* Try it *
What lines below hold the string "screenshot"? Copy them all.

[Start of section]

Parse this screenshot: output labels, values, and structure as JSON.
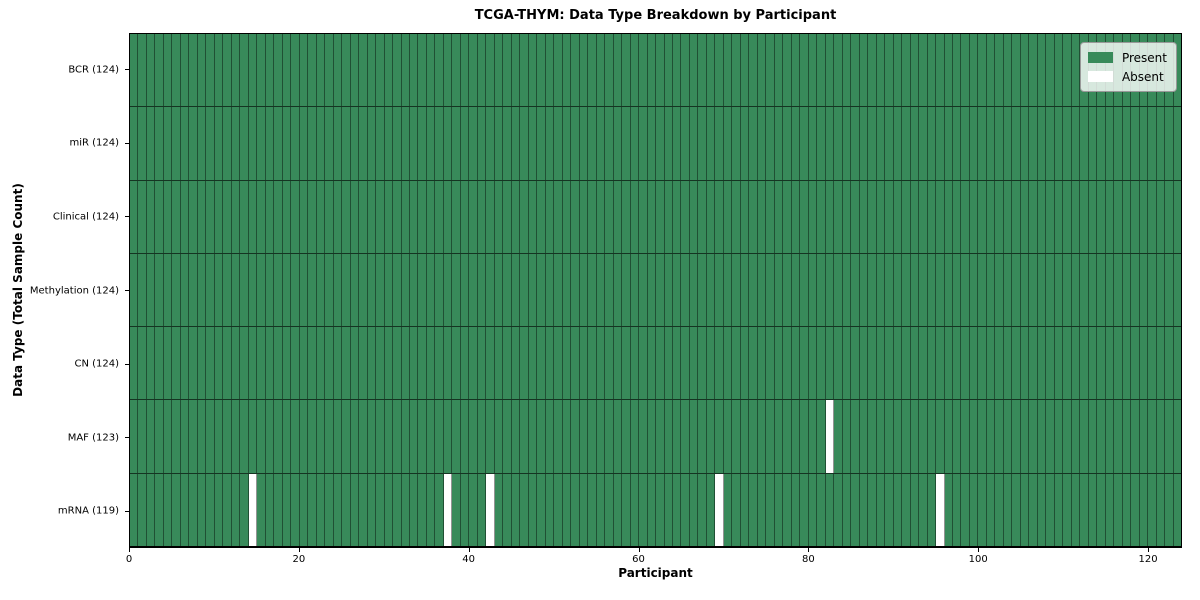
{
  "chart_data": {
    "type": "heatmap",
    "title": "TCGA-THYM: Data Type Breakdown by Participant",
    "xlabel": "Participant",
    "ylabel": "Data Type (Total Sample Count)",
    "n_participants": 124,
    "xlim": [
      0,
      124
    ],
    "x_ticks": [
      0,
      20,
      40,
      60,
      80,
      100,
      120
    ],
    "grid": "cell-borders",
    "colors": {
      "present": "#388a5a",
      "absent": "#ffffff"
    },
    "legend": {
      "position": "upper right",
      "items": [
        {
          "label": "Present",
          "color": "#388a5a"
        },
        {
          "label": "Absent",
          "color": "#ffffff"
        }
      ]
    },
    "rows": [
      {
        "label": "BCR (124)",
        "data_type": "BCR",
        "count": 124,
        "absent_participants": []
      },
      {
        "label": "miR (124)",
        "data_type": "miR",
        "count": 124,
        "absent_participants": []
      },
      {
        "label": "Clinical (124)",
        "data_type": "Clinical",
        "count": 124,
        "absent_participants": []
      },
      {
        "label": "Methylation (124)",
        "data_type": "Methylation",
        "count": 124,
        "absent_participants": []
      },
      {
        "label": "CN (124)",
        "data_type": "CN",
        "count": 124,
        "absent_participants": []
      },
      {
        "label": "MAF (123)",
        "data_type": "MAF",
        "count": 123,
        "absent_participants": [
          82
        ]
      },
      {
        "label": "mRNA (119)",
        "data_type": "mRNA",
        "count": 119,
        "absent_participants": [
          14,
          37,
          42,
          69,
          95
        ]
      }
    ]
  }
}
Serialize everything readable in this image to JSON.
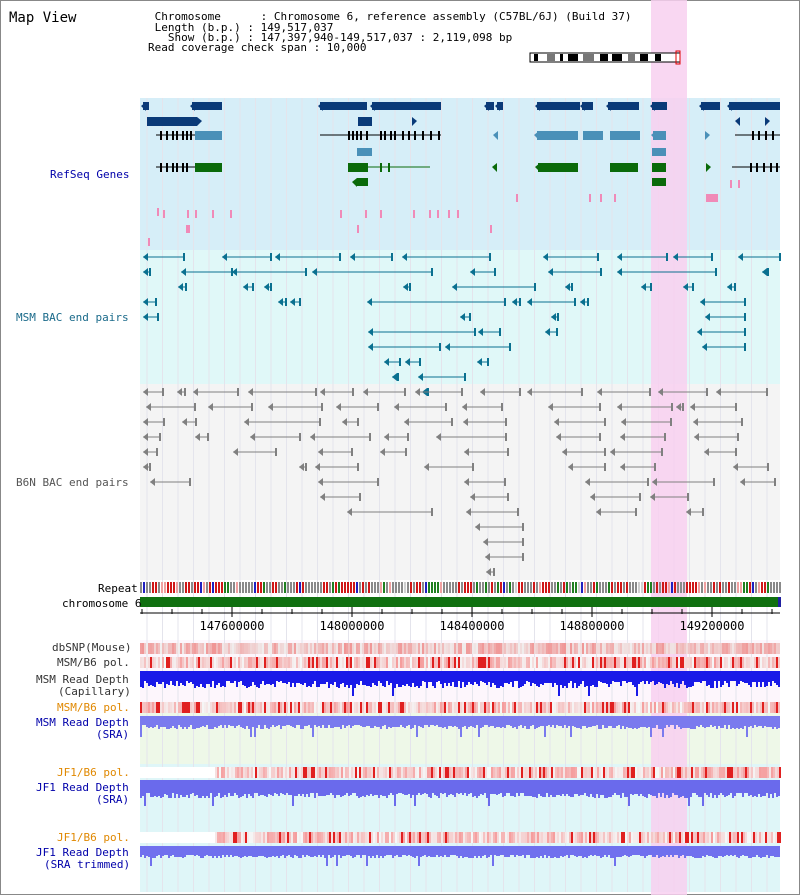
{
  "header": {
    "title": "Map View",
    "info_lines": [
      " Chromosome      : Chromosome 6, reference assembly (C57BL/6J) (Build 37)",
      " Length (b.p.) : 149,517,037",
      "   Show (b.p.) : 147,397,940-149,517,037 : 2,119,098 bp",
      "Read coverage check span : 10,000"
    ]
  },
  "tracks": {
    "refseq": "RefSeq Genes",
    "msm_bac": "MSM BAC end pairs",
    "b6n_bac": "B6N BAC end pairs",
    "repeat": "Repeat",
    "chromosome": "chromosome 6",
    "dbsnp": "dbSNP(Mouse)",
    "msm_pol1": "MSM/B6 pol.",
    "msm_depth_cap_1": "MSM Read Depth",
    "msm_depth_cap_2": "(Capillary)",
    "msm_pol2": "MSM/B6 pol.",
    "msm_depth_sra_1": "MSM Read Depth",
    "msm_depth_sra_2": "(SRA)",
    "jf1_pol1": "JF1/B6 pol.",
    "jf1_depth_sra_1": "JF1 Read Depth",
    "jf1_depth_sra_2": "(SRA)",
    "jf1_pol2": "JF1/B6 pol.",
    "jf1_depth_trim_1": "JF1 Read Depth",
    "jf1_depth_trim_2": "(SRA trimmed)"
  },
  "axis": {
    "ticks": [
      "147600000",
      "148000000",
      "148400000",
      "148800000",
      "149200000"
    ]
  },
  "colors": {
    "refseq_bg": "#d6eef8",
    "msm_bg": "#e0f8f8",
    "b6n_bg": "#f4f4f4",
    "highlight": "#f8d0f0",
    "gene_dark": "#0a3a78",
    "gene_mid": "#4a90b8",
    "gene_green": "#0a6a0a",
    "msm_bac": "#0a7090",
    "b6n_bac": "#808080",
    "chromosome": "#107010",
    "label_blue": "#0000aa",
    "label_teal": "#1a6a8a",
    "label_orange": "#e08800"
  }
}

[End of section]
[Start of section]

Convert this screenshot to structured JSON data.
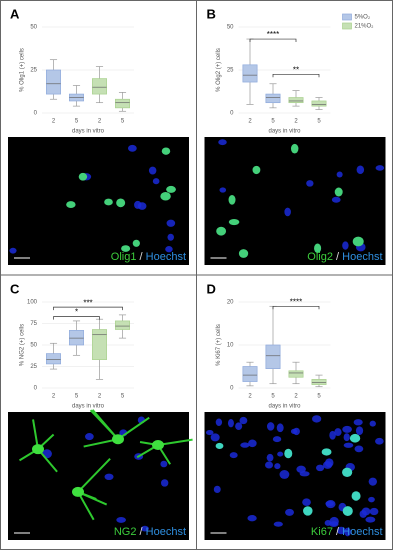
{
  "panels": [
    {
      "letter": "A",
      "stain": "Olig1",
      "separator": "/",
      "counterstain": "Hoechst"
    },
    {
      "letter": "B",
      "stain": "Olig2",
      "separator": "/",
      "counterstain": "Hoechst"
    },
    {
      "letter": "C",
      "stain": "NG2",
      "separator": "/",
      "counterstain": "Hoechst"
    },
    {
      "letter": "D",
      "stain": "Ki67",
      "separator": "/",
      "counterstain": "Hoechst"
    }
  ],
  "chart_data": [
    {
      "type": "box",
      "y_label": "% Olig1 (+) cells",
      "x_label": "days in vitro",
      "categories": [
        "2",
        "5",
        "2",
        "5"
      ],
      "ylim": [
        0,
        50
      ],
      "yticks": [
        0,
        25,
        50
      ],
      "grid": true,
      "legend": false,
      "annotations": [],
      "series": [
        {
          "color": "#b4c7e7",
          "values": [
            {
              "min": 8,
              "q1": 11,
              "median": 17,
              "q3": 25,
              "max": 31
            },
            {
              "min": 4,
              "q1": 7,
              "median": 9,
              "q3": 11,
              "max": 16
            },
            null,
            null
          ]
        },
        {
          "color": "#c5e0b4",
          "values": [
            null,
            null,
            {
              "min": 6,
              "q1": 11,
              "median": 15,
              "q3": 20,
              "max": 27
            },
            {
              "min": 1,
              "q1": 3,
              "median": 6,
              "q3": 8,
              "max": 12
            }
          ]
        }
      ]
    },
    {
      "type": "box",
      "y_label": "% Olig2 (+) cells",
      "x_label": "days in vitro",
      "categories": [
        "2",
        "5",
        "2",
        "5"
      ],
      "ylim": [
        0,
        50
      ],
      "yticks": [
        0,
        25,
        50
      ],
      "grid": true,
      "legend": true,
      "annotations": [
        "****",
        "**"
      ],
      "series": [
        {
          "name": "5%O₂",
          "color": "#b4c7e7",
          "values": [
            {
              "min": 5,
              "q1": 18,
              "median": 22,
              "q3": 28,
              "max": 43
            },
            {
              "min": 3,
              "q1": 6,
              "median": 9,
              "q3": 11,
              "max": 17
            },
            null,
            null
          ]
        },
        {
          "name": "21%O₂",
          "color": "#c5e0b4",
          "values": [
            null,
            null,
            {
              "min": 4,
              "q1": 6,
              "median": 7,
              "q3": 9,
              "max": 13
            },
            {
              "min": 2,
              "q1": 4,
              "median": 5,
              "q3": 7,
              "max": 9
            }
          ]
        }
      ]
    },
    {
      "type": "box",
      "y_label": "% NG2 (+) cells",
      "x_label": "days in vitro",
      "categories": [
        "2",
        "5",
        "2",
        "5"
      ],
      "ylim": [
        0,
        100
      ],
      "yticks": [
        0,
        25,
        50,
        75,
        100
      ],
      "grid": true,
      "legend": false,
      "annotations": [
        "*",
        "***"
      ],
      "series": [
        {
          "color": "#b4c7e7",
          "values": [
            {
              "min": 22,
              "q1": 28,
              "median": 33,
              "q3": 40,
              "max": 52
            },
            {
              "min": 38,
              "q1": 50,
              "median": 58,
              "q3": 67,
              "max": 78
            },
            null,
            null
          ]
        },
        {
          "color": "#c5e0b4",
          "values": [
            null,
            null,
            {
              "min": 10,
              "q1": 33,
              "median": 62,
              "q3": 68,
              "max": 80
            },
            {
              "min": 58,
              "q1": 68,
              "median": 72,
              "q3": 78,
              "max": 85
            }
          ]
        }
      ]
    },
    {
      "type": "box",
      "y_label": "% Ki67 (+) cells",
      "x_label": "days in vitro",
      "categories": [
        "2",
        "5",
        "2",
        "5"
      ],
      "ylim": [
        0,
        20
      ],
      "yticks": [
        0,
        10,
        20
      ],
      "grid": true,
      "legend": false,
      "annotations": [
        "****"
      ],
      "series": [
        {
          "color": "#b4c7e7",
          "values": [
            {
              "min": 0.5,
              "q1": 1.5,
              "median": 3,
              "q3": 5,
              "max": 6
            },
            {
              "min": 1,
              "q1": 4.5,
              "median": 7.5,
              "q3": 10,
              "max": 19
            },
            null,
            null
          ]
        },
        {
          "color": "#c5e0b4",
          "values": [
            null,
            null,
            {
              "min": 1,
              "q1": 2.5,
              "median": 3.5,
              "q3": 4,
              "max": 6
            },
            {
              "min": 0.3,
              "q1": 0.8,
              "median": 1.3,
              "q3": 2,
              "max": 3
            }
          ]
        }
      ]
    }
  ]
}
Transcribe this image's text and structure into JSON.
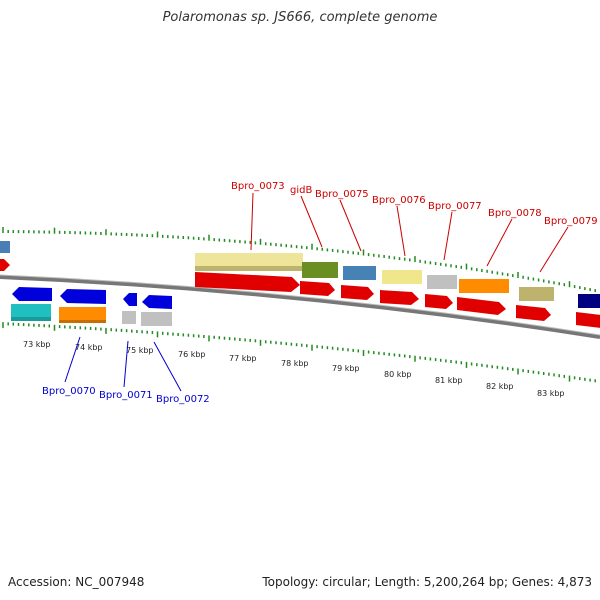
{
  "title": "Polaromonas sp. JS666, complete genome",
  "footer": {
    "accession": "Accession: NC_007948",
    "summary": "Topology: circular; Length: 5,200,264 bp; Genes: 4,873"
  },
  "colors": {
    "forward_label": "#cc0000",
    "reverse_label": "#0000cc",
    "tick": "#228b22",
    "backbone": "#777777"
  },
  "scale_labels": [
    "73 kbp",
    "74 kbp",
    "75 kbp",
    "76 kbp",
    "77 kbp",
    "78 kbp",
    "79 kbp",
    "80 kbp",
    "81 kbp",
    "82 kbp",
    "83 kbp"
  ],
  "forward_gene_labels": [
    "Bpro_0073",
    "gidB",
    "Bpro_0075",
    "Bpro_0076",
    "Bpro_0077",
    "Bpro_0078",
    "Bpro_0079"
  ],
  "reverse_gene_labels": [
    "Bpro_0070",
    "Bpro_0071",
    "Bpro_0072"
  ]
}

[End of section]

* Solved exercise *
Parse this screenshot: output labels, values, and structure as JSON.
Convert this screenshot to structured JSON data.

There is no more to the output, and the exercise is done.